• [What needs to be done] Please print every record below exactly as it appears.

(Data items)
..............................

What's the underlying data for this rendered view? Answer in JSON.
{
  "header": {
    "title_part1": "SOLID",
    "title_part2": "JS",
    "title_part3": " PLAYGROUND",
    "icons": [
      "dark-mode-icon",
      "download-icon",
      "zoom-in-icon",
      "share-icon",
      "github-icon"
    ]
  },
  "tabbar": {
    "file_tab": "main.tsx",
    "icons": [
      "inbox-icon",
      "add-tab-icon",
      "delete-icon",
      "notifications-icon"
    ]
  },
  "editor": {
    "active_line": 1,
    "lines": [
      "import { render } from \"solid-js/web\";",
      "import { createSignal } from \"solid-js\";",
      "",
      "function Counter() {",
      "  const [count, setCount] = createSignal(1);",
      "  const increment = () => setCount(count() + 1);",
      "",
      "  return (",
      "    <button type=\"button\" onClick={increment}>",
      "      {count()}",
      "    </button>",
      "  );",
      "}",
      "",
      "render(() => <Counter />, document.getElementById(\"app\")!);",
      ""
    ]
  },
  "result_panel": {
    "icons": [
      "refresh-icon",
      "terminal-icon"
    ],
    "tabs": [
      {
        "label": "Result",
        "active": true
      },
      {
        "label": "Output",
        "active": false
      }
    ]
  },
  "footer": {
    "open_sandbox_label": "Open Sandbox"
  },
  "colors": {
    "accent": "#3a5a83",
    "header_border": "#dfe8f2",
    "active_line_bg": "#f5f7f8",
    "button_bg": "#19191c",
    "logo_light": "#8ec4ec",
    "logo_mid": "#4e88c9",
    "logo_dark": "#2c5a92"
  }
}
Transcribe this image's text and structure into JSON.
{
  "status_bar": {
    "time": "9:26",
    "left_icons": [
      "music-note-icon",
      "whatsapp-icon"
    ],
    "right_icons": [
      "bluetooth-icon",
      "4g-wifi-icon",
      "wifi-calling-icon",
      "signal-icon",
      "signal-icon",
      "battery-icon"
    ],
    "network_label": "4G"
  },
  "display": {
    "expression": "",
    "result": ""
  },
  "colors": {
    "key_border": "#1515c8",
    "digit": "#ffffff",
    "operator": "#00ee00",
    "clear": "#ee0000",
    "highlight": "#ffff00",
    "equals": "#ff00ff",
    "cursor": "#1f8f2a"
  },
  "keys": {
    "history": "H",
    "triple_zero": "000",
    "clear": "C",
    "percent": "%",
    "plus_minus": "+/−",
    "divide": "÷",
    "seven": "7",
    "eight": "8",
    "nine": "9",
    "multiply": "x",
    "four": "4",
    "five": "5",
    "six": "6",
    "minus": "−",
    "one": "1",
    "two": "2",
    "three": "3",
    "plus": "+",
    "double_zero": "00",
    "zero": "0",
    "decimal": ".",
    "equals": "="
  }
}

..............................

• [Task solution]
What's the underlying data for this rendered view? Answer in JSON.
{
  "header": {
    "title_part1": "SOLID",
    "title_part2": "JS",
    "title_part3": " PLAYGROUND",
    "icons": [
      "dark-mode-icon",
      "download-icon",
      "zoom-in-icon",
      "share-icon",
      "github-icon"
    ]
  },
  "tabbar": {
    "file_tab": "main.tsx",
    "icons": [
      "inbox-icon",
      "add-tab-icon",
      "delete-icon",
      "notifications-icon"
    ]
  },
  "editor": {
    "active_line": 1,
    "lines": [
      "import { render } from \"solid-js/web\";",
      "import { createSignal } from \"solid-js\";",
      "",
      "function Counter() {",
      "  const [count, setCount] = createSignal(1);",
      "  const increment = () => setCount(count() + 1);",
      "",
      "  return (",
      "    <button type=\"button\" onClick={increment}>",
      "      {count()}",
      "    </button>",
      "  );",
      "}",
      "",
      "render(() => <Counter />, document.getElementById(\"app\")!);",
      ""
    ]
  },
  "result_panel": {
    "icons": [
      "refresh-icon",
      "terminal-icon"
    ],
    "tabs": [
      {
        "label": "Result",
        "active": true
      },
      {
        "label": "Output",
        "active": false
      }
    ]
  },
  "footer": {
    "open_sandbox_label": "Open Sandbox"
  },
  "colors": {
    "accent": "#3a5a83",
    "header_border": "#dfe8f2",
    "active_line_bg": "#f5f7f8",
    "button_bg": "#19191c",
    "logo_light": "#8ec4ec",
    "logo_mid": "#4e88c9",
    "logo_dark": "#2c5a92"
  }
}
Transcribe this image's text and structure into JSON.
{
  "status_bar": {
    "time": "9:26",
    "left_icons": [
      "music-note-icon",
      "whatsapp-icon"
    ],
    "right_icons": [
      "bluetooth-icon",
      "4g-wifi-icon",
      "wifi-calling-icon",
      "signal-icon",
      "signal-icon",
      "battery-icon"
    ],
    "network_label": "4G"
  },
  "display": {
    "expression": "",
    "result": ""
  },
  "colors": {
    "key_border": "#1515c8",
    "digit": "#ffffff",
    "operator": "#00ee00",
    "clear": "#ee0000",
    "highlight": "#ffff00",
    "equals": "#ff00ff",
    "cursor": "#1f8f2a"
  },
  "keys": {
    "history": "H",
    "triple_zero": "000",
    "clear": "C",
    "percent": "%",
    "plus_minus": "+/−",
    "divide": "÷",
    "seven": "7",
    "eight": "8",
    "nine": "9",
    "multiply": "x",
    "four": "4",
    "five": "5",
    "six": "6",
    "minus": "−",
    "one": "1",
    "two": "2",
    "three": "3",
    "plus": "+",
    "double_zero": "00",
    "zero": "0",
    "decimal": ".",
    "equals": "="
  }
}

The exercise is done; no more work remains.